Exercise details - Pull each line containing "color" out of the data and copy it.
•••••
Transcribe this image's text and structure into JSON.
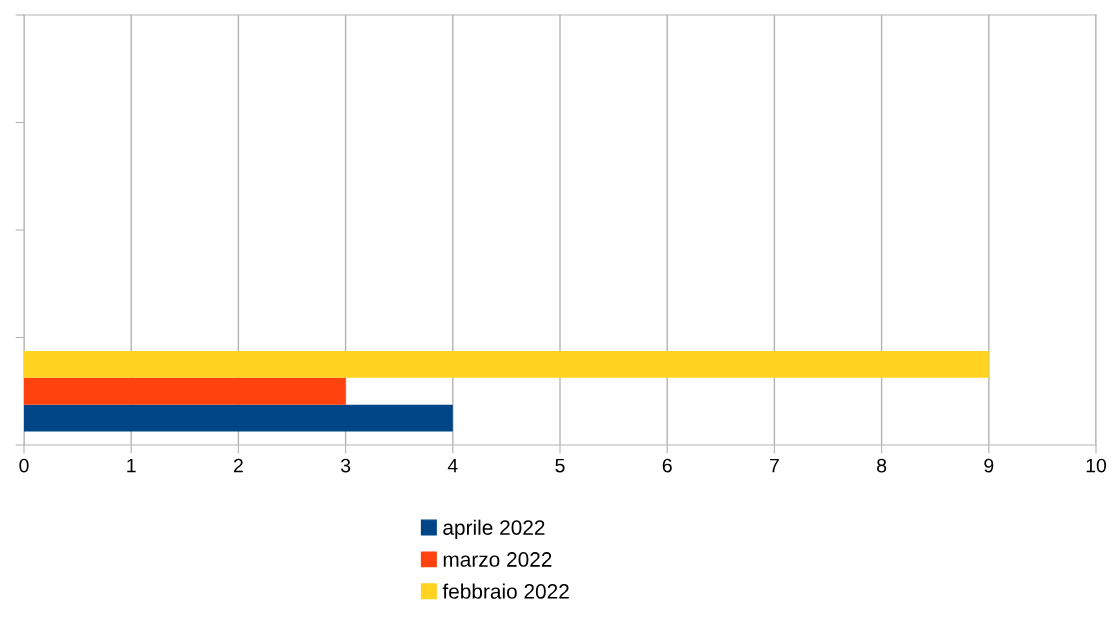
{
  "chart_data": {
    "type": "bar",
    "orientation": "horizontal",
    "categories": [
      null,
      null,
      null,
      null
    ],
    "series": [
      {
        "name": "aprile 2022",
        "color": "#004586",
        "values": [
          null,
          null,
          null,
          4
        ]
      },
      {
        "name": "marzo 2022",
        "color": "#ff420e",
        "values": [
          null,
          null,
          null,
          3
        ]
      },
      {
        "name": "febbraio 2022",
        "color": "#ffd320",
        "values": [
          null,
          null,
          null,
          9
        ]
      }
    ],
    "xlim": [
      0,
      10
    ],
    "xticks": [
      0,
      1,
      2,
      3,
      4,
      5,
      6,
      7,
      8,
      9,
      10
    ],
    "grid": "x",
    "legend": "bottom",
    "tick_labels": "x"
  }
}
•••••
Reply to the exercise -
        "color": "#004586",
        "color": "#ff420e",
        "color": "#ffd320",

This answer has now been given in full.